▶ **EXCERPTED RECORDS**:
::::::::

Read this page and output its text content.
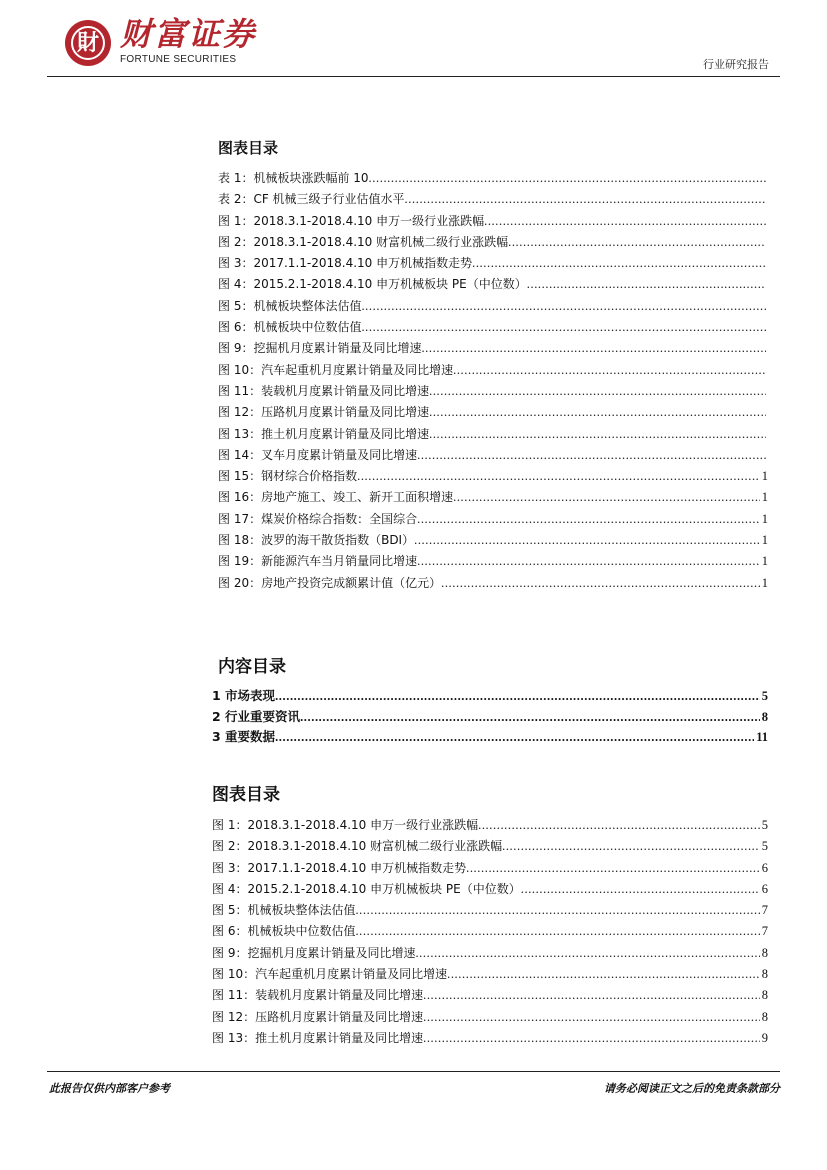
財 财富证券
FORTUNE SECURITIES	行业研究报告
图表目录
表 1：机械板块涨跌幅前 10
.....
表 2：CF 机械三级子行业估值水平
.....
图 1：2018.3.1-2018.4.10 申万一级行业涨跌幅
.....
图 2：2018.3.1-2018.4.10 财富机械二级行业涨跌幅
.....
图 3：2017.1.1-2018.4.10 申万机械指数走势
.....
图 4：2015.2.1-2018.4.10 申万机械板块 PE（中位数）
.....
图 5：机械板块整体法估值
.....
图 6：机械板块中位数估值
.....
图 9：挖掘机月度累计销量及同比增速
.....
图 10：汽车起重机月度累计销量及同比增速
.....
图 11：装载机月度累计销量及同比增速
.....
图 12：压路机月度累计销量及同比增速
.....
图 13：推土机月度累计销量及同比增速
.....
图 14：叉车月度累计销量及同比增速
.....
图 15：钢材综合价格指数 .....	1
图 16：房地产施工、竣工、新开工面积增速 .....	1
图 17：煤炭价格综合指数：全国综合 .....	1
图 18：波罗的海干散货指数（BDI） .....	1
图 19：新能源汽车当月销量同比增速 .....	1
图 20：房地产投资完成额累计值（亿元） .....	1
内容目录
1 市场表现 .....	5
2 行业重要资讯 .....	8
3 重要数据 .....	11
图表目录
图 1：2018.3.1-2018.4.10 申万一级行业涨跌幅 .....	5
图 2：2018.3.1-2018.4.10 财富机械二级行业涨跌幅 .....	5
图 3：2017.1.1-2018.4.10 申万机械指数走势 .....	6
图 4：2015.2.1-2018.4.10 申万机械板块 PE（中位数） .....	6
图 5：机械板块整体法估值 .....	7
图 6：机械板块中位数估值 .....	7
图 9：挖掘机月度累计销量及同比增速 .....	8
图 10：汽车起重机月度累计销量及同比增速 .....	8
图 11：装载机月度累计销量及同比增速 .....	8
图 12：压路机月度累计销量及同比增速 .....	8
图 13：推土机月度累计销量及同比增速 .....	9
此报告仅供内部客户参考	请务必阅读正文之后的免责条款部分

::::::::

▶ **TASK INSTRUCTIONS**:
Copy out each record shown above without alteration, skipping any picture.

▶ **RESULT BELOW**:
Read this page and output its text content.
財 财富证券
FORTUNE SECURITIES	行业研究报告
图表目录
表 1：机械板块涨跌幅前 10
.....
表 2：CF 机械三级子行业估值水平
.....
图 1：2018.3.1-2018.4.10 申万一级行业涨跌幅
.....
图 2：2018.3.1-2018.4.10 财富机械二级行业涨跌幅
.....
图 3：2017.1.1-2018.4.10 申万机械指数走势
.....
图 4：2015.2.1-2018.4.10 申万机械板块 PE（中位数）
.....
图 5：机械板块整体法估值
.....
图 6：机械板块中位数估值
.....
图 9：挖掘机月度累计销量及同比增速
.....
图 10：汽车起重机月度累计销量及同比增速
.....
图 11：装载机月度累计销量及同比增速
.....
图 12：压路机月度累计销量及同比增速
.....
图 13：推土机月度累计销量及同比增速
.....
图 14：叉车月度累计销量及同比增速
.....
图 15：钢材综合价格指数 .....	1
图 16：房地产施工、竣工、新开工面积增速 .....	1
图 17：煤炭价格综合指数：全国综合 .....	1
图 18：波罗的海干散货指数（BDI） .....	1
图 19：新能源汽车当月销量同比增速 .....	1
图 20：房地产投资完成额累计值（亿元） .....	1
内容目录
1 市场表现 .....	5
2 行业重要资讯 .....	8
3 重要数据 .....	11
图表目录
图 1：2018.3.1-2018.4.10 申万一级行业涨跌幅 .....	5
图 2：2018.3.1-2018.4.10 财富机械二级行业涨跌幅 .....	5
图 3：2017.1.1-2018.4.10 申万机械指数走势 .....	6
图 4：2015.2.1-2018.4.10 申万机械板块 PE（中位数） .....	6
图 5：机械板块整体法估值 .....	7
图 6：机械板块中位数估值 .....	7
图 9：挖掘机月度累计销量及同比增速 .....	8
图 10：汽车起重机月度累计销量及同比增速 .....	8
图 11：装载机月度累计销量及同比增速 .....	8
图 12：压路机月度累计销量及同比增速 .....	8
图 13：推土机月度累计销量及同比增速 .....	9
此报告仅供内部客户参考	请务必阅读正文之后的免责条款部分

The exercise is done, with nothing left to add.